* START *

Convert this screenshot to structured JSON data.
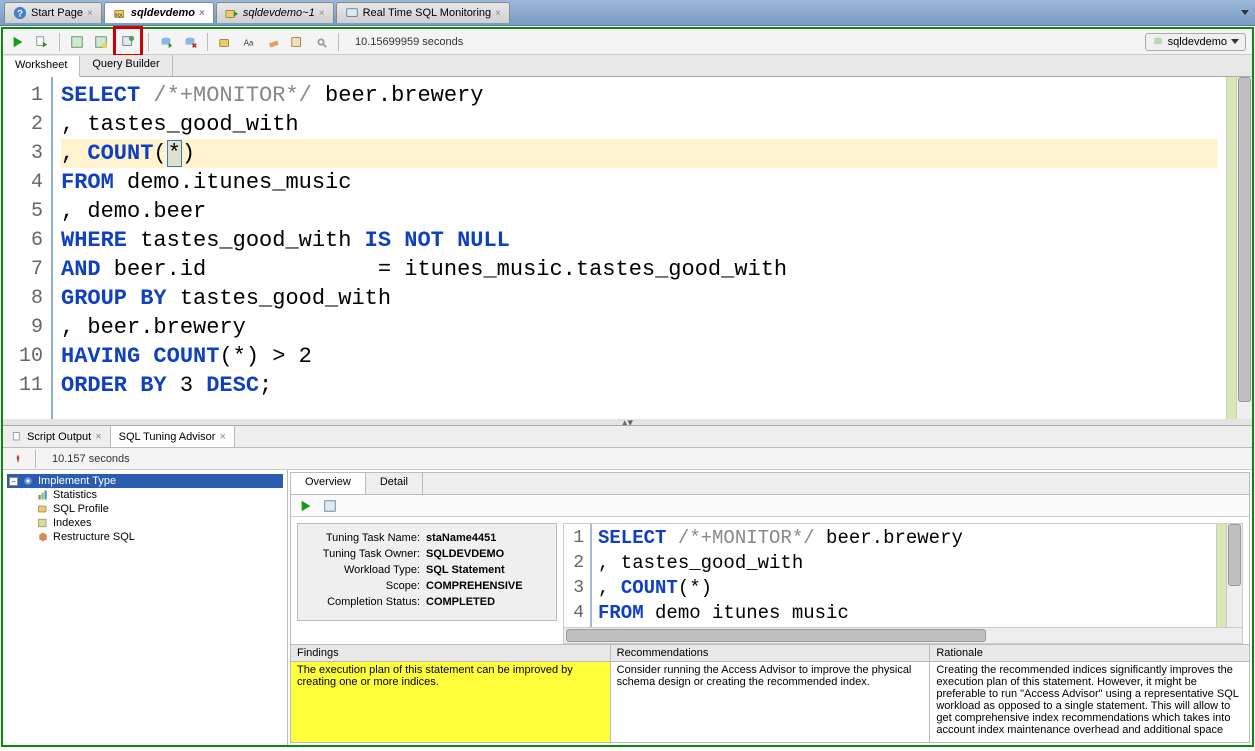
{
  "top_tabs": [
    {
      "label": "Start Page",
      "icon": "help-icon",
      "closable": true,
      "active": false
    },
    {
      "label": "sqldevdemo",
      "icon": "db-icon",
      "closable": true,
      "active": true,
      "italic": true
    },
    {
      "label": "sqldevdemo~1",
      "icon": "db-run-icon",
      "closable": true,
      "active": false,
      "italic": true
    },
    {
      "label": "Real Time SQL Monitoring",
      "icon": "monitor-icon",
      "closable": true,
      "active": false
    }
  ],
  "toolbar_status": "10.15699959 seconds",
  "connection": "sqldevdemo",
  "sub_tabs": [
    {
      "label": "Worksheet",
      "active": true
    },
    {
      "label": "Query Builder",
      "active": false
    }
  ],
  "editor": {
    "highlight_line_index": 2,
    "lines": [
      [
        {
          "t": "SELECT",
          "c": "kw"
        },
        {
          "t": " ",
          "c": ""
        },
        {
          "t": "/*+MONITOR*/",
          "c": "cmt"
        },
        {
          "t": " beer.brewery",
          "c": ""
        }
      ],
      [
        {
          "t": ", tastes_good_with",
          "c": ""
        }
      ],
      [
        {
          "t": ", ",
          "c": ""
        },
        {
          "t": "COUNT",
          "c": "kw"
        },
        {
          "t": "(",
          "c": ""
        },
        {
          "t": "*",
          "c": "cursor"
        },
        {
          "t": ")",
          "c": ""
        }
      ],
      [
        {
          "t": "FROM",
          "c": "kw"
        },
        {
          "t": " demo.itunes_music",
          "c": ""
        }
      ],
      [
        {
          "t": ", demo.beer",
          "c": ""
        }
      ],
      [
        {
          "t": "WHERE",
          "c": "kw"
        },
        {
          "t": " tastes_good_with ",
          "c": ""
        },
        {
          "t": "IS NOT NULL",
          "c": "kw"
        }
      ],
      [
        {
          "t": "AND",
          "c": "kw"
        },
        {
          "t": " beer.id             = itunes_music.tastes_good_with",
          "c": ""
        }
      ],
      [
        {
          "t": "GROUP BY",
          "c": "kw"
        },
        {
          "t": " tastes_good_with",
          "c": ""
        }
      ],
      [
        {
          "t": ", beer.brewery",
          "c": ""
        }
      ],
      [
        {
          "t": "HAVING",
          "c": "kw"
        },
        {
          "t": " ",
          "c": ""
        },
        {
          "t": "COUNT",
          "c": "kw"
        },
        {
          "t": "(*) > 2",
          "c": ""
        }
      ],
      [
        {
          "t": "ORDER BY",
          "c": "kw"
        },
        {
          "t": " 3 ",
          "c": ""
        },
        {
          "t": "DESC",
          "c": "kw"
        },
        {
          "t": ";",
          "c": ""
        }
      ]
    ]
  },
  "output_tabs": [
    {
      "label": "Script Output",
      "closable": true,
      "active": false,
      "icon": "script-icon"
    },
    {
      "label": "SQL Tuning Advisor",
      "closable": true,
      "active": true
    }
  ],
  "output_status": "10.157 seconds",
  "advisor_tree": {
    "root": {
      "label": "Implement Type",
      "icon": "gear-icon",
      "selected": true
    },
    "children": [
      {
        "label": "Statistics",
        "icon": "stats-icon"
      },
      {
        "label": "SQL Profile",
        "icon": "profile-icon"
      },
      {
        "label": "Indexes",
        "icon": "index-icon"
      },
      {
        "label": "Restructure SQL",
        "icon": "restructure-icon"
      }
    ]
  },
  "advisor_subtabs": [
    {
      "label": "Overview",
      "active": true
    },
    {
      "label": "Detail",
      "active": false
    }
  ],
  "advisor_meta": [
    {
      "label": "Tuning Task Name:",
      "value": "staName4451"
    },
    {
      "label": "Tuning Task Owner:",
      "value": "SQLDEVDEMO"
    },
    {
      "label": "Workload Type:",
      "value": "SQL Statement"
    },
    {
      "label": "Scope:",
      "value": "COMPREHENSIVE"
    },
    {
      "label": "Completion Status:",
      "value": "COMPLETED"
    }
  ],
  "advisor_code_lines": [
    [
      {
        "t": "SELECT",
        "c": "kw"
      },
      {
        "t": " ",
        "c": ""
      },
      {
        "t": "/*+MONITOR*/",
        "c": "cmt"
      },
      {
        "t": " beer.brewery",
        "c": ""
      }
    ],
    [
      {
        "t": ", tastes_good_with",
        "c": ""
      }
    ],
    [
      {
        "t": ", ",
        "c": ""
      },
      {
        "t": "COUNT",
        "c": "kw"
      },
      {
        "t": "(*)",
        "c": ""
      }
    ],
    [
      {
        "t": "FROM",
        "c": "kw"
      },
      {
        "t": " demo itunes music",
        "c": ""
      }
    ]
  ],
  "findings": {
    "columns": [
      "Findings",
      "Recommendations",
      "Rationale"
    ],
    "row": [
      "The execution plan of this statement can be improved by creating one or more indices.",
      "Consider running the Access Advisor to improve the physical schema design or creating the recommended index.",
      "Creating the recommended indices significantly improves the execution plan of this statement. However, it might be preferable to run \"Access Advisor\" using a representative SQL workload as opposed to a single statement. This will allow to get comprehensive index recommendations which takes into account index maintenance overhead and additional space"
    ]
  }
}
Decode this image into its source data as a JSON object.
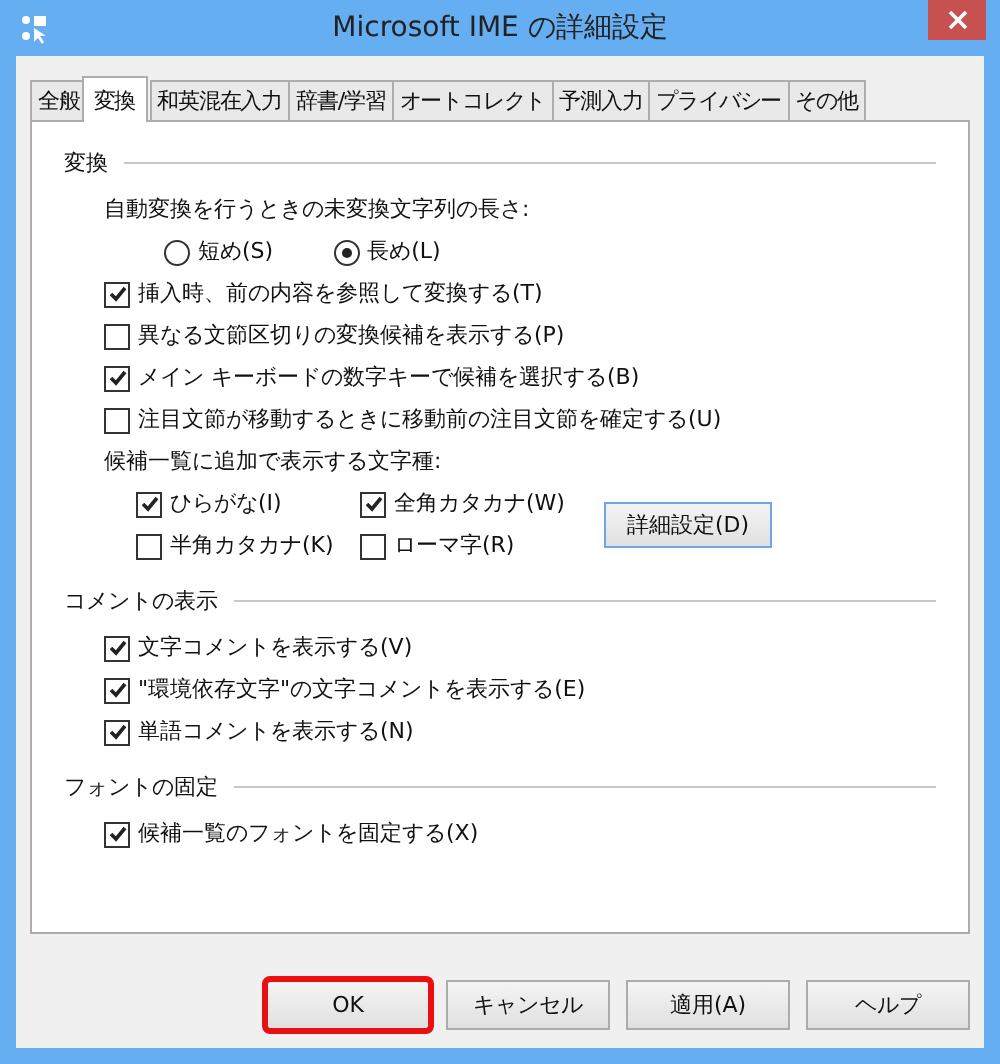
{
  "window": {
    "title": "Microsoft IME の詳細設定"
  },
  "tabs": [
    {
      "label": "全般",
      "selected": false
    },
    {
      "label": "変換",
      "selected": true
    },
    {
      "label": "和英混在入力",
      "selected": false
    },
    {
      "label": "辞書/学習",
      "selected": false
    },
    {
      "label": "オートコレクト",
      "selected": false
    },
    {
      "label": "予測入力",
      "selected": false
    },
    {
      "label": "プライバシー",
      "selected": false
    },
    {
      "label": "その他",
      "selected": false
    }
  ],
  "sections": [
    {
      "heading": "変換",
      "items": [
        {
          "kind": "label",
          "text": "自動変換を行うときの未変換文字列の長さ:"
        },
        {
          "kind": "radios",
          "options": [
            {
              "label": "短め(S)",
              "selected": false
            },
            {
              "label": "長め(L)",
              "selected": true
            }
          ]
        },
        {
          "kind": "checkbox",
          "label": "挿入時、前の内容を参照して変換する(T)",
          "checked": true
        },
        {
          "kind": "checkbox",
          "label": "異なる文節区切りの変換候補を表示する(P)",
          "checked": false
        },
        {
          "kind": "checkbox",
          "label": "メイン キーボードの数字キーで候補を選択する(B)",
          "checked": true
        },
        {
          "kind": "checkbox",
          "label": "注目文節が移動するときに移動前の注目文節を確定する(U)",
          "checked": false
        },
        {
          "kind": "label",
          "text": "候補一覧に追加で表示する文字種:"
        },
        {
          "kind": "checkgrid",
          "options": [
            {
              "label": "ひらがな(I)",
              "checked": true
            },
            {
              "label": "全角カタカナ(W)",
              "checked": true
            },
            {
              "label": "半角カタカナ(K)",
              "checked": false
            },
            {
              "label": "ローマ字(R)",
              "checked": false
            }
          ],
          "button": "詳細設定(D)"
        }
      ]
    },
    {
      "heading": "コメントの表示",
      "items": [
        {
          "kind": "checkbox",
          "label": "文字コメントを表示する(V)",
          "checked": true
        },
        {
          "kind": "checkbox",
          "label": "\"環境依存文字\"の文字コメントを表示する(E)",
          "checked": true
        },
        {
          "kind": "checkbox",
          "label": "単語コメントを表示する(N)",
          "checked": true
        }
      ]
    },
    {
      "heading": "フォントの固定",
      "items": [
        {
          "kind": "checkbox",
          "label": "候補一覧のフォントを固定する(X)",
          "checked": true
        }
      ]
    }
  ],
  "buttons": [
    {
      "label": "OK",
      "highlighted": true
    },
    {
      "label": "キャンセル",
      "highlighted": false
    },
    {
      "label": "適用(A)",
      "highlighted": false
    },
    {
      "label": "ヘルプ",
      "highlighted": false
    }
  ]
}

* END *

- _WHAT TO WORK ON_:
Reproduce every line precisely as given, omitting all pictures.

- _FINAL RESULT_:
Convert this screenshot to structured JSON data.
{
  "top_tabs": [
    {
      "label": "Start Page",
      "icon": "help-icon",
      "closable": true,
      "active": false
    },
    {
      "label": "sqldevdemo",
      "icon": "db-icon",
      "closable": true,
      "active": true,
      "italic": true
    },
    {
      "label": "sqldevdemo~1",
      "icon": "db-run-icon",
      "closable": true,
      "active": false,
      "italic": true
    },
    {
      "label": "Real Time SQL Monitoring",
      "icon": "monitor-icon",
      "closable": true,
      "active": false
    }
  ],
  "toolbar_status": "10.15699959 seconds",
  "connection": "sqldevdemo",
  "sub_tabs": [
    {
      "label": "Worksheet",
      "active": true
    },
    {
      "label": "Query Builder",
      "active": false
    }
  ],
  "editor": {
    "highlight_line_index": 2,
    "lines": [
      [
        {
          "t": "SELECT",
          "c": "kw"
        },
        {
          "t": " ",
          "c": ""
        },
        {
          "t": "/*+MONITOR*/",
          "c": "cmt"
        },
        {
          "t": " beer.brewery",
          "c": ""
        }
      ],
      [
        {
          "t": ", tastes_good_with",
          "c": ""
        }
      ],
      [
        {
          "t": ", ",
          "c": ""
        },
        {
          "t": "COUNT",
          "c": "kw"
        },
        {
          "t": "(",
          "c": ""
        },
        {
          "t": "*",
          "c": "cursor"
        },
        {
          "t": ")",
          "c": ""
        }
      ],
      [
        {
          "t": "FROM",
          "c": "kw"
        },
        {
          "t": " demo.itunes_music",
          "c": ""
        }
      ],
      [
        {
          "t": ", demo.beer",
          "c": ""
        }
      ],
      [
        {
          "t": "WHERE",
          "c": "kw"
        },
        {
          "t": " tastes_good_with ",
          "c": ""
        },
        {
          "t": "IS NOT NULL",
          "c": "kw"
        }
      ],
      [
        {
          "t": "AND",
          "c": "kw"
        },
        {
          "t": " beer.id             = itunes_music.tastes_good_with",
          "c": ""
        }
      ],
      [
        {
          "t": "GROUP BY",
          "c": "kw"
        },
        {
          "t": " tastes_good_with",
          "c": ""
        }
      ],
      [
        {
          "t": ", beer.brewery",
          "c": ""
        }
      ],
      [
        {
          "t": "HAVING",
          "c": "kw"
        },
        {
          "t": " ",
          "c": ""
        },
        {
          "t": "COUNT",
          "c": "kw"
        },
        {
          "t": "(*) > 2",
          "c": ""
        }
      ],
      [
        {
          "t": "ORDER BY",
          "c": "kw"
        },
        {
          "t": " 3 ",
          "c": ""
        },
        {
          "t": "DESC",
          "c": "kw"
        },
        {
          "t": ";",
          "c": ""
        }
      ]
    ]
  },
  "output_tabs": [
    {
      "label": "Script Output",
      "closable": true,
      "active": false,
      "icon": "script-icon"
    },
    {
      "label": "SQL Tuning Advisor",
      "closable": true,
      "active": true
    }
  ],
  "output_status": "10.157 seconds",
  "advisor_tree": {
    "root": {
      "label": "Implement Type",
      "icon": "gear-icon",
      "selected": true
    },
    "children": [
      {
        "label": "Statistics",
        "icon": "stats-icon"
      },
      {
        "label": "SQL Profile",
        "icon": "profile-icon"
      },
      {
        "label": "Indexes",
        "icon": "index-icon"
      },
      {
        "label": "Restructure SQL",
        "icon": "restructure-icon"
      }
    ]
  },
  "advisor_subtabs": [
    {
      "label": "Overview",
      "active": true
    },
    {
      "label": "Detail",
      "active": false
    }
  ],
  "advisor_meta": [
    {
      "label": "Tuning Task Name:",
      "value": "staName4451"
    },
    {
      "label": "Tuning Task Owner:",
      "value": "SQLDEVDEMO"
    },
    {
      "label": "Workload Type:",
      "value": "SQL Statement"
    },
    {
      "label": "Scope:",
      "value": "COMPREHENSIVE"
    },
    {
      "label": "Completion Status:",
      "value": "COMPLETED"
    }
  ],
  "advisor_code_lines": [
    [
      {
        "t": "SELECT",
        "c": "kw"
      },
      {
        "t": " ",
        "c": ""
      },
      {
        "t": "/*+MONITOR*/",
        "c": "cmt"
      },
      {
        "t": " beer.brewery",
        "c": ""
      }
    ],
    [
      {
        "t": ", tastes_good_with",
        "c": ""
      }
    ],
    [
      {
        "t": ", ",
        "c": ""
      },
      {
        "t": "COUNT",
        "c": "kw"
      },
      {
        "t": "(*)",
        "c": ""
      }
    ],
    [
      {
        "t": "FROM",
        "c": "kw"
      },
      {
        "t": " demo itunes music",
        "c": ""
      }
    ]
  ],
  "findings": {
    "columns": [
      "Findings",
      "Recommendations",
      "Rationale"
    ],
    "row": [
      "The execution plan of this statement can be improved by creating one or more indices.",
      "Consider running the Access Advisor to improve the physical schema design or creating the recommended index.",
      "Creating the recommended indices significantly improves the execution plan of this statement. However, it might be preferable to run \"Access Advisor\" using a representative SQL workload as opposed to a single statement. This will allow to get comprehensive index recommendations which takes into account index maintenance overhead and additional space"
    ]
  }
}
Decode this image into its source data as a JSON object.
{
  "window": {
    "title": "Microsoft IME の詳細設定"
  },
  "tabs": [
    {
      "label": "全般",
      "selected": false
    },
    {
      "label": "変換",
      "selected": true
    },
    {
      "label": "和英混在入力",
      "selected": false
    },
    {
      "label": "辞書/学習",
      "selected": false
    },
    {
      "label": "オートコレクト",
      "selected": false
    },
    {
      "label": "予測入力",
      "selected": false
    },
    {
      "label": "プライバシー",
      "selected": false
    },
    {
      "label": "その他",
      "selected": false
    }
  ],
  "sections": [
    {
      "heading": "変換",
      "items": [
        {
          "kind": "label",
          "text": "自動変換を行うときの未変換文字列の長さ:"
        },
        {
          "kind": "radios",
          "options": [
            {
              "label": "短め(S)",
              "selected": false
            },
            {
              "label": "長め(L)",
              "selected": true
            }
          ]
        },
        {
          "kind": "checkbox",
          "label": "挿入時、前の内容を参照して変換する(T)",
          "checked": true
        },
        {
          "kind": "checkbox",
          "label": "異なる文節区切りの変換候補を表示する(P)",
          "checked": false
        },
        {
          "kind": "checkbox",
          "label": "メイン キーボードの数字キーで候補を選択する(B)",
          "checked": true
        },
        {
          "kind": "checkbox",
          "label": "注目文節が移動するときに移動前の注目文節を確定する(U)",
          "checked": false
        },
        {
          "kind": "label",
          "text": "候補一覧に追加で表示する文字種:"
        },
        {
          "kind": "checkgrid",
          "options": [
            {
              "label": "ひらがな(I)",
              "checked": true
            },
            {
              "label": "全角カタカナ(W)",
              "checked": true
            },
            {
              "label": "半角カタカナ(K)",
              "checked": false
            },
            {
              "label": "ローマ字(R)",
              "checked": false
            }
          ],
          "button": "詳細設定(D)"
        }
      ]
    },
    {
      "heading": "コメントの表示",
      "items": [
        {
          "kind": "checkbox",
          "label": "文字コメントを表示する(V)",
          "checked": true
        },
        {
          "kind": "checkbox",
          "label": "\"環境依存文字\"の文字コメントを表示する(E)",
          "checked": true
        },
        {
          "kind": "checkbox",
          "label": "単語コメントを表示する(N)",
          "checked": true
        }
      ]
    },
    {
      "heading": "フォントの固定",
      "items": [
        {
          "kind": "checkbox",
          "label": "候補一覧のフォントを固定する(X)",
          "checked": true
        }
      ]
    }
  ],
  "buttons": [
    {
      "label": "OK",
      "highlighted": true
    },
    {
      "label": "キャンセル",
      "highlighted": false
    },
    {
      "label": "適用(A)",
      "highlighted": false
    },
    {
      "label": "ヘルプ",
      "highlighted": false
    }
  ]
}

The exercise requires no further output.